(Data entries)
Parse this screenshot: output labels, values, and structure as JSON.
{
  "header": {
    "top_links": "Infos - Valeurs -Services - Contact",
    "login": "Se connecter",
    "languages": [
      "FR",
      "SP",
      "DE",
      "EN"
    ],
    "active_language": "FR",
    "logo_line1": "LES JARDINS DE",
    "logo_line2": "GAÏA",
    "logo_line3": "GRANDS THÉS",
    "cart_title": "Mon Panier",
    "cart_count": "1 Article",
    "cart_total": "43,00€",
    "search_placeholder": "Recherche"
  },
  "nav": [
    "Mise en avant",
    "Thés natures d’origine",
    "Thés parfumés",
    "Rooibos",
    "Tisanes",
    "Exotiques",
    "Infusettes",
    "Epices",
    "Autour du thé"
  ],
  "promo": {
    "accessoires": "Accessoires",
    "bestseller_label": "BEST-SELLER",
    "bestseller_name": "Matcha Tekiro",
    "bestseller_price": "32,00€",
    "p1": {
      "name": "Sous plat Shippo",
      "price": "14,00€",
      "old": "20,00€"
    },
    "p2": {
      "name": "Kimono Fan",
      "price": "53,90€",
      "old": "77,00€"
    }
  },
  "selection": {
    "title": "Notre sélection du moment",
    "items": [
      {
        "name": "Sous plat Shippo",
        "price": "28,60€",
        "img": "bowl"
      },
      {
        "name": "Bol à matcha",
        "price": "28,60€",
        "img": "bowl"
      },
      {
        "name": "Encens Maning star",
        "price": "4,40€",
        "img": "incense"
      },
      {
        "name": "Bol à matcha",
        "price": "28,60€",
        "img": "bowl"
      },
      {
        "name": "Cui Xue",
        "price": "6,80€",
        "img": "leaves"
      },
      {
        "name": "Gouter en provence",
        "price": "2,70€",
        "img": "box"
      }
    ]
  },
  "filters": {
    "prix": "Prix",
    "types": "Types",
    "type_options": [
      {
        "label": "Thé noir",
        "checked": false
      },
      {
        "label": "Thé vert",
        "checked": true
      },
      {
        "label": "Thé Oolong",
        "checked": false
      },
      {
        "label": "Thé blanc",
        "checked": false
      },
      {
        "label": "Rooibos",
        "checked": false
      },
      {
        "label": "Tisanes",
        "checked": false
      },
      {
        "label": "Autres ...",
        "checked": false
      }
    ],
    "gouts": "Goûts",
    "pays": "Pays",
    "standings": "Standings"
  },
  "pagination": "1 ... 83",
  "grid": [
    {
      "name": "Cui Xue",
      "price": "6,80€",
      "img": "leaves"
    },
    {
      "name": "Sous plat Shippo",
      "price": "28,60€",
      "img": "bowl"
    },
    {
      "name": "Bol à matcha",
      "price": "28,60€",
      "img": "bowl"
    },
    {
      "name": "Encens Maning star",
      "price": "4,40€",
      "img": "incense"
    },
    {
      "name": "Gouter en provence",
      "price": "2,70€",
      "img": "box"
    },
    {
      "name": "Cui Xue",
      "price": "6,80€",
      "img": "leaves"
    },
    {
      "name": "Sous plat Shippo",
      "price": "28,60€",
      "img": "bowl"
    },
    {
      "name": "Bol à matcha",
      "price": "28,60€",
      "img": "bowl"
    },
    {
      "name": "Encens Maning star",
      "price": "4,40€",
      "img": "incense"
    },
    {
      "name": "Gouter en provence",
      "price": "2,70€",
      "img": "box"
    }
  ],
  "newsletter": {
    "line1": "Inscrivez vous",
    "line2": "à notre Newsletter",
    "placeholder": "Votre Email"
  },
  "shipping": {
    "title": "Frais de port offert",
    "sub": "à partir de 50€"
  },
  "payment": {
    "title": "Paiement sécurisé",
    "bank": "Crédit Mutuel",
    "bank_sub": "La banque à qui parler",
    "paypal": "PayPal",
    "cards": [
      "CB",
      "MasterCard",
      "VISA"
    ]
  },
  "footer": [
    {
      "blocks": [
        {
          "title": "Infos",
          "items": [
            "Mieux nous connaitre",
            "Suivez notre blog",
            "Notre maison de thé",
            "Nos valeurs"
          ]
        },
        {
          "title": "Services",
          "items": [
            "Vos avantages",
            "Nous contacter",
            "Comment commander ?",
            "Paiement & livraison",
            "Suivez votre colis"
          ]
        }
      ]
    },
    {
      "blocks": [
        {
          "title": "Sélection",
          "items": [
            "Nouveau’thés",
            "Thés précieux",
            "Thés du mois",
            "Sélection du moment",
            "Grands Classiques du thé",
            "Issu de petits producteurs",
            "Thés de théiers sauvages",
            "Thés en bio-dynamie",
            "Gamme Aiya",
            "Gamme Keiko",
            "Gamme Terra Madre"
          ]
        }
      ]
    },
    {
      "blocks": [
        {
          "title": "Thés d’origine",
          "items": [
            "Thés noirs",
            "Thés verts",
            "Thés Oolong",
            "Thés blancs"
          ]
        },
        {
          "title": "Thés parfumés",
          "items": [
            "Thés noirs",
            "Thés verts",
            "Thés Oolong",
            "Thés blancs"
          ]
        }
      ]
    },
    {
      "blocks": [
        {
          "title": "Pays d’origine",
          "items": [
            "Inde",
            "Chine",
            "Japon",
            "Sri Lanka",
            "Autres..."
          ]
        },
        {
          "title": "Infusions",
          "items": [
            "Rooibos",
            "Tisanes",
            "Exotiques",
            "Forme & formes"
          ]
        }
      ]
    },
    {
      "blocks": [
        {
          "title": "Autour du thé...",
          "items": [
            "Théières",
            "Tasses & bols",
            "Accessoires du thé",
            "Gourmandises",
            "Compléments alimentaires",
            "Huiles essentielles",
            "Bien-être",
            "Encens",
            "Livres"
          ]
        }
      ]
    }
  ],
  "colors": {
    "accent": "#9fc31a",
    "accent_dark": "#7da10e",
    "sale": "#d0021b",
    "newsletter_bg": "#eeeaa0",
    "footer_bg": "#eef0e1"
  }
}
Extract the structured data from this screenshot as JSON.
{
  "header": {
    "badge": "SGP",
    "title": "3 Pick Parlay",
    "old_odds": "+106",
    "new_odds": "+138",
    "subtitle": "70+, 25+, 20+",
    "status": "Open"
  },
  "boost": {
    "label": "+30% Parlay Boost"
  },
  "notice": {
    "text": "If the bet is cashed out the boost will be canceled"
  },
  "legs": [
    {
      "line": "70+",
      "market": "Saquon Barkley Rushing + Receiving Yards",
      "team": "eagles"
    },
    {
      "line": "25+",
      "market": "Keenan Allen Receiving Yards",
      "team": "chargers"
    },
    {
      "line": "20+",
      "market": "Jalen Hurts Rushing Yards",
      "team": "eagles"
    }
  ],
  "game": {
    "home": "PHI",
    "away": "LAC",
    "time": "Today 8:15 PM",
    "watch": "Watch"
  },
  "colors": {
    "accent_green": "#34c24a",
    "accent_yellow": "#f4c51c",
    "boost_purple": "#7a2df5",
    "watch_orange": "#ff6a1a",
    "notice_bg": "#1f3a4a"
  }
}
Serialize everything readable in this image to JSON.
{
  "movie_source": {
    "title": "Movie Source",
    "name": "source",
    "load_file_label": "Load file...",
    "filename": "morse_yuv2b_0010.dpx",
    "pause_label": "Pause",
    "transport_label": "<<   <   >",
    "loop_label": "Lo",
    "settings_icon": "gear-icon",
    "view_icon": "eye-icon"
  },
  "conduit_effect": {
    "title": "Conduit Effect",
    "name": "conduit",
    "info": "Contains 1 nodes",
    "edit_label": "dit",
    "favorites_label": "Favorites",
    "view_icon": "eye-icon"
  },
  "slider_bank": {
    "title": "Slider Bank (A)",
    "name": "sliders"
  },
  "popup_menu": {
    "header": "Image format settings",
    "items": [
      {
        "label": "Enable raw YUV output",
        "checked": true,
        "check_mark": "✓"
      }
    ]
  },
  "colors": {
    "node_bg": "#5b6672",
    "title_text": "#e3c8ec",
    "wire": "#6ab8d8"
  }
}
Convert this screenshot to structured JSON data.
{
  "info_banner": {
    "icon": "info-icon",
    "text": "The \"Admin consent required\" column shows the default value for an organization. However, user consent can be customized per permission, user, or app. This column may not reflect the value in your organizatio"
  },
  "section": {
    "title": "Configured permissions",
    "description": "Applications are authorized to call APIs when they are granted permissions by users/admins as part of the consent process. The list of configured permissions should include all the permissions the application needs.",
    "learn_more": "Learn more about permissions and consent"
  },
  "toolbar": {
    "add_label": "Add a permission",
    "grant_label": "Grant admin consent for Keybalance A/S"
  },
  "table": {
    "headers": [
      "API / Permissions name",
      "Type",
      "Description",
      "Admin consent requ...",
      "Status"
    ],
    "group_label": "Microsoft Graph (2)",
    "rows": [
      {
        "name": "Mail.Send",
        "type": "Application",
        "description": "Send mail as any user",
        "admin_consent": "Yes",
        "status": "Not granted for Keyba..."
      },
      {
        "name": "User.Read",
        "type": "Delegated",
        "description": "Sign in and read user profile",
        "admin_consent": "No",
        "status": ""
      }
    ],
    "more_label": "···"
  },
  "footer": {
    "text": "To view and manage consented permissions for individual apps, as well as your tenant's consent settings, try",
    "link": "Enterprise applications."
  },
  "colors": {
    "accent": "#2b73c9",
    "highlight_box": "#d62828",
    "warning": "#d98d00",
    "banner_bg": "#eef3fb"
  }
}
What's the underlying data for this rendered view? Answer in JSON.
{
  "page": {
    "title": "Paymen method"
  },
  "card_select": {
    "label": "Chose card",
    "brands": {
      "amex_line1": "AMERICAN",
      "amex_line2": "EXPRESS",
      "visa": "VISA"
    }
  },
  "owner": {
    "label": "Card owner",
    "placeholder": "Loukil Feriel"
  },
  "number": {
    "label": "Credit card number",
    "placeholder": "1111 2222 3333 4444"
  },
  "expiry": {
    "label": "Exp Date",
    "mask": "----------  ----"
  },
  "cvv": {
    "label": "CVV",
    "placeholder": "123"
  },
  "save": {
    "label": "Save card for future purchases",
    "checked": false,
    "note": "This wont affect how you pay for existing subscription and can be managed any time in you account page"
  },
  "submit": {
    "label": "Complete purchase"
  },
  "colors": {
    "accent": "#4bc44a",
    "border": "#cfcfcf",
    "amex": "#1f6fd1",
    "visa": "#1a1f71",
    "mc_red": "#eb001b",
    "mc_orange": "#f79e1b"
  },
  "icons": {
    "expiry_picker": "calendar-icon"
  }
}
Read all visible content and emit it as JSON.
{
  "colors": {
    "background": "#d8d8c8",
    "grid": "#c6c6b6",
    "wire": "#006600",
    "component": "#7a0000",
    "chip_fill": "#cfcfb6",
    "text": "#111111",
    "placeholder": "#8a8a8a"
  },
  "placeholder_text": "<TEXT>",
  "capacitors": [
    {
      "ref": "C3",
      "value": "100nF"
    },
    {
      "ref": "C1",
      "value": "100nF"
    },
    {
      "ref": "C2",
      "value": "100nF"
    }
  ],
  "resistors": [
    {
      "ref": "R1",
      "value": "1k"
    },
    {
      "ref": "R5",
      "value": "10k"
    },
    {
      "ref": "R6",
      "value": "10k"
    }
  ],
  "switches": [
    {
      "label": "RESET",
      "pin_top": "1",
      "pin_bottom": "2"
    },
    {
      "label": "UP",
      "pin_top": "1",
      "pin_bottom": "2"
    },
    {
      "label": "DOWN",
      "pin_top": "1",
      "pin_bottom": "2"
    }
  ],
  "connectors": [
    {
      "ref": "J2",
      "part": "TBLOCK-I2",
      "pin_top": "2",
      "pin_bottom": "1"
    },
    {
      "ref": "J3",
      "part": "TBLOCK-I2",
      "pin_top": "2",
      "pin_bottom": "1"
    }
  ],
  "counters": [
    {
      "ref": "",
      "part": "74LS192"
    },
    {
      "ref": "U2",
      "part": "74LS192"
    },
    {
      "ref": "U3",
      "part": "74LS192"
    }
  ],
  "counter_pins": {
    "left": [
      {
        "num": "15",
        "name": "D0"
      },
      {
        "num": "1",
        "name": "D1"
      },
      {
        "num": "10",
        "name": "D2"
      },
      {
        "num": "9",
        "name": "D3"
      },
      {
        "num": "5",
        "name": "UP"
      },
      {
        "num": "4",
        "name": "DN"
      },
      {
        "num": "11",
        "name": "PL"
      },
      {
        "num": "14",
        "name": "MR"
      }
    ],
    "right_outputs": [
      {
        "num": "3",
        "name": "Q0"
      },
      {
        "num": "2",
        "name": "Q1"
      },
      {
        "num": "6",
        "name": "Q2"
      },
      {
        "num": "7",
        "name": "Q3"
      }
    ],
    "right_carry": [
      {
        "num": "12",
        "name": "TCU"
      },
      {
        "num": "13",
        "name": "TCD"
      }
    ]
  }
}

▶ _Exercise task_
Report all lines of the data that include the word "Parlay".

▶ _Right answer_
    "title": "3 Pick Parlay",
    "label": "+30% Parlay Boost"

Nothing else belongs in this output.